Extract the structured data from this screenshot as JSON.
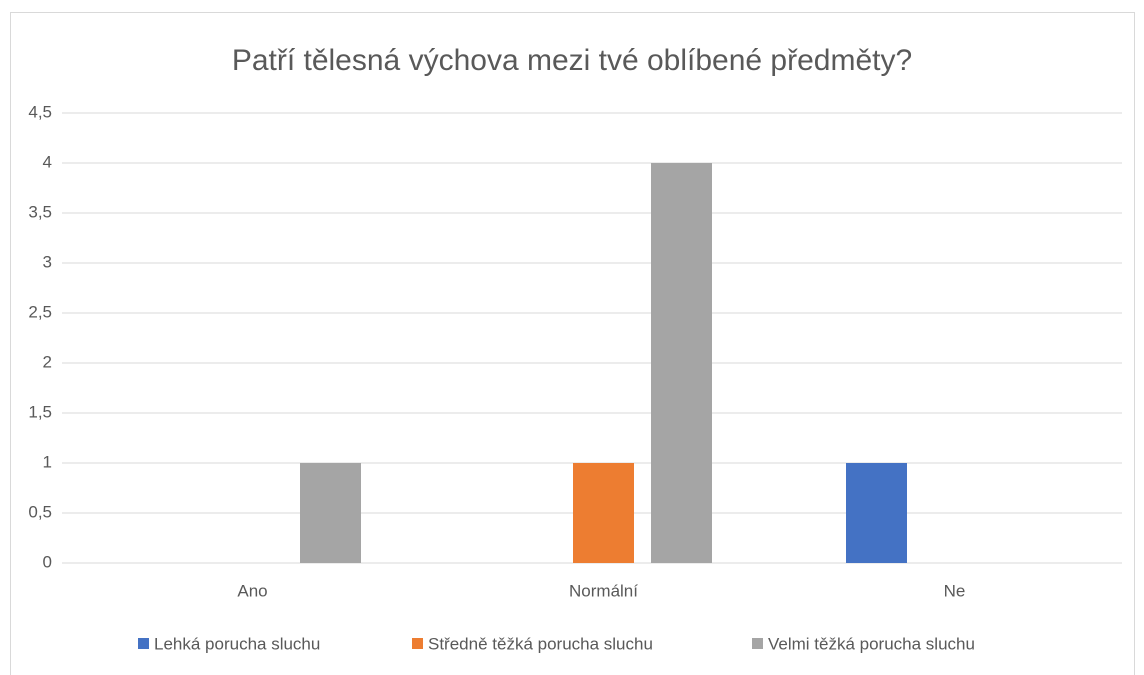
{
  "chart_data": {
    "type": "bar",
    "title": "Patří tělesná výchova mezi tvé oblíbené předměty?",
    "categories": [
      "Ano",
      "Normální",
      "Ne"
    ],
    "series": [
      {
        "name": "Lehká porucha sluchu",
        "color": "#4472c4",
        "values": [
          0,
          0,
          1
        ]
      },
      {
        "name": "Středně těžká porucha sluchu",
        "color": "#ed7d31",
        "values": [
          0,
          1,
          0
        ]
      },
      {
        "name": "Velmi těžká porucha sluchu",
        "color": "#a5a5a5",
        "values": [
          1,
          4,
          0
        ]
      }
    ],
    "ylim": [
      0,
      4.5
    ],
    "yticks": [
      0,
      {
        "value": 0.5,
        "label": "0,5"
      },
      1,
      {
        "value": 1.5,
        "label": "1,5"
      },
      2,
      {
        "value": 2.5,
        "label": "2,5"
      },
      3,
      {
        "value": 3.5,
        "label": "3,5"
      },
      4,
      {
        "value": 4.5,
        "label": "4,5"
      }
    ],
    "grid": true,
    "legend": "bottom"
  }
}
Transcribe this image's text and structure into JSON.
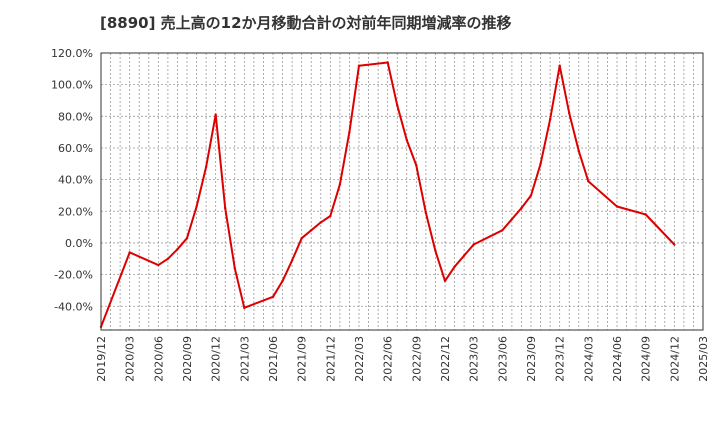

> **What you need to do**: Keep the pictures out of the copy and write out the data exactly as it stands.

> **Exercise response**:
Extract the structured data from this screenshot as JSON.
{
  "chart_data": {
    "type": "bar",
    "title": "Patří tělesná výchova mezi tvé oblíbené předměty?",
    "categories": [
      "Ano",
      "Normální",
      "Ne"
    ],
    "series": [
      {
        "name": "Lehká porucha sluchu",
        "color": "#4472c4",
        "values": [
          0,
          0,
          1
        ]
      },
      {
        "name": "Středně těžká porucha sluchu",
        "color": "#ed7d31",
        "values": [
          0,
          1,
          0
        ]
      },
      {
        "name": "Velmi těžká porucha sluchu",
        "color": "#a5a5a5",
        "values": [
          1,
          4,
          0
        ]
      }
    ],
    "ylim": [
      0,
      4.5
    ],
    "yticks": [
      0,
      {
        "value": 0.5,
        "label": "0,5"
      },
      1,
      {
        "value": 1.5,
        "label": "1,5"
      },
      2,
      {
        "value": 2.5,
        "label": "2,5"
      },
      3,
      {
        "value": 3.5,
        "label": "3,5"
      },
      4,
      {
        "value": 4.5,
        "label": "4,5"
      }
    ],
    "grid": true,
    "legend": "bottom"
  }
}
Transcribe this image's text and structure into JSON.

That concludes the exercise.